══ DATA TO PROCESS ══
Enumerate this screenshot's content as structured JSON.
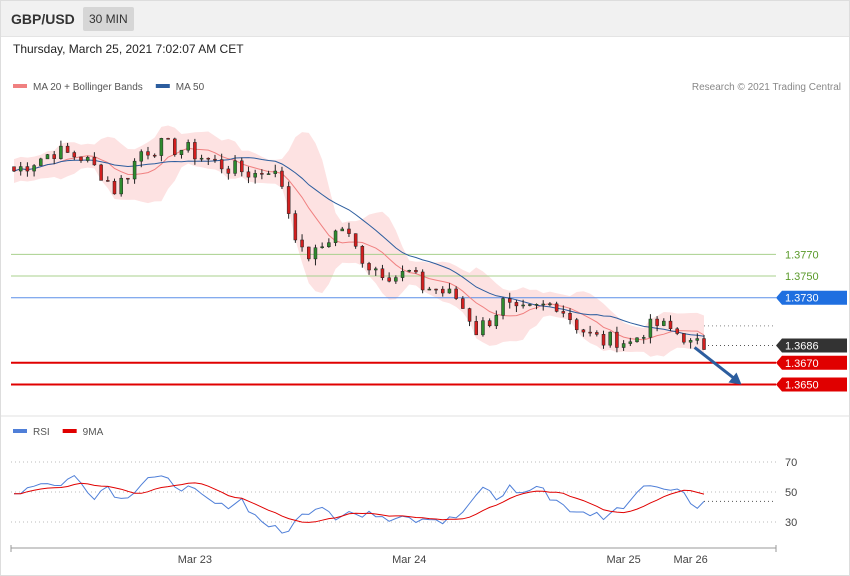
{
  "header": {
    "symbol": "GBP/USD",
    "interval": "30 MIN"
  },
  "timestamp": "Thursday, March 25, 2021 7:02:07 AM CET",
  "legend": [
    {
      "label": "MA 20 + Bollinger Bands",
      "color": "#f08080"
    },
    {
      "label": "MA 50",
      "color": "#2c5d9e"
    }
  ],
  "credit": "Research © 2021 Trading Central",
  "rsi_legend": [
    {
      "label": "RSI",
      "color": "#4f7fd8"
    },
    {
      "label": "9MA",
      "color": "#e00000"
    }
  ],
  "chart_data": [
    {
      "type": "candlestick",
      "y_range": [
        1.3632,
        1.3905
      ],
      "bar_count": 104,
      "last_price": 1.3686,
      "x_ticks": [
        {
          "label": "Mar 23",
          "bar": 27
        },
        {
          "label": "Mar 24",
          "bar": 59
        },
        {
          "label": "Mar 25",
          "bar": 91
        },
        {
          "label": "Mar 26",
          "bar": 101
        }
      ],
      "levels": [
        {
          "label": "1.3770",
          "value": 1.377,
          "kind": "resistance",
          "color": "#7ab648"
        },
        {
          "label": "1.3750",
          "value": 1.375,
          "kind": "resistance",
          "color": "#7ab648"
        },
        {
          "label": "1.3730",
          "value": 1.373,
          "kind": "pivot",
          "color": "#1f6fe0"
        },
        {
          "label": "1.3686",
          "value": 1.3686,
          "kind": "last",
          "color": "#333333"
        },
        {
          "label": "1.3670",
          "value": 1.367,
          "kind": "support",
          "color": "#e00000"
        },
        {
          "label": "1.3650",
          "value": 1.365,
          "kind": "support",
          "color": "#e00000"
        }
      ],
      "arrow": {
        "from_bar": 101,
        "from_value": 1.3686,
        "to_bar": 108,
        "to_value": 1.365,
        "color": "#2c5d9e"
      },
      "series": [
        {
          "name": "MA 20 + Bollinger Bands",
          "color": "#f08080"
        },
        {
          "name": "MA 50",
          "color": "#2c5d9e"
        }
      ],
      "anchors": [
        [
          0,
          1.3847
        ],
        [
          6,
          1.3865
        ],
        [
          10,
          1.386
        ],
        [
          13,
          1.3845
        ],
        [
          15,
          1.383
        ],
        [
          17,
          1.3845
        ],
        [
          19,
          1.3865
        ],
        [
          22,
          1.387
        ],
        [
          26,
          1.3866
        ],
        [
          29,
          1.3857
        ],
        [
          32,
          1.385
        ],
        [
          36,
          1.3844
        ],
        [
          38,
          1.385
        ],
        [
          40,
          1.3835
        ],
        [
          41,
          1.381
        ],
        [
          42,
          1.379
        ],
        [
          43,
          1.377
        ],
        [
          45,
          1.377
        ],
        [
          47,
          1.3785
        ],
        [
          49,
          1.3795
        ],
        [
          51,
          1.3775
        ],
        [
          53,
          1.376
        ],
        [
          55,
          1.3755
        ],
        [
          57,
          1.375
        ],
        [
          59,
          1.3753
        ],
        [
          61,
          1.374
        ],
        [
          63,
          1.3738
        ],
        [
          66,
          1.373
        ],
        [
          68,
          1.3712
        ],
        [
          69,
          1.37
        ],
        [
          71,
          1.371
        ],
        [
          73,
          1.3725
        ],
        [
          75,
          1.3715
        ],
        [
          77,
          1.3718
        ],
        [
          79,
          1.3722
        ],
        [
          81,
          1.3725
        ],
        [
          83,
          1.3712
        ],
        [
          84,
          1.3705
        ],
        [
          86,
          1.3695
        ],
        [
          88,
          1.369
        ],
        [
          90,
          1.3692
        ],
        [
          92,
          1.3688
        ],
        [
          94,
          1.37
        ],
        [
          96,
          1.3705
        ],
        [
          98,
          1.37
        ],
        [
          100,
          1.3695
        ],
        [
          101,
          1.3686
        ]
      ],
      "rsi": {
        "y_range": [
          18,
          82
        ],
        "ticks": [
          70,
          50,
          30
        ],
        "anchors": [
          [
            0,
            49
          ],
          [
            4,
            57
          ],
          [
            6,
            54
          ],
          [
            9,
            60
          ],
          [
            12,
            48
          ],
          [
            14,
            54
          ],
          [
            16,
            45
          ],
          [
            18,
            52
          ],
          [
            20,
            60
          ],
          [
            23,
            57
          ],
          [
            26,
            52
          ],
          [
            29,
            44
          ],
          [
            31,
            40
          ],
          [
            34,
            45
          ],
          [
            36,
            34
          ],
          [
            38,
            28
          ],
          [
            40,
            22
          ],
          [
            42,
            30
          ],
          [
            44,
            38
          ],
          [
            46,
            42
          ],
          [
            48,
            34
          ],
          [
            50,
            37
          ],
          [
            52,
            33
          ],
          [
            54,
            36
          ],
          [
            56,
            33
          ],
          [
            58,
            36
          ],
          [
            60,
            32
          ],
          [
            62,
            34
          ],
          [
            64,
            30
          ],
          [
            66,
            33
          ],
          [
            68,
            40
          ],
          [
            70,
            54
          ],
          [
            72,
            45
          ],
          [
            74,
            53
          ],
          [
            76,
            49
          ],
          [
            78,
            54
          ],
          [
            80,
            47
          ],
          [
            82,
            42
          ],
          [
            84,
            35
          ],
          [
            86,
            36
          ],
          [
            88,
            34
          ],
          [
            90,
            38
          ],
          [
            92,
            45
          ],
          [
            94,
            57
          ],
          [
            96,
            52
          ],
          [
            98,
            54
          ],
          [
            100,
            50
          ],
          [
            101,
            42
          ]
        ]
      }
    }
  ]
}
═══
#### [REQUIREMENTS]
Count each line with "Bollinger" in it and report that figure by itself.

#### [RESPONSE FOR THIS EXERCISE]
2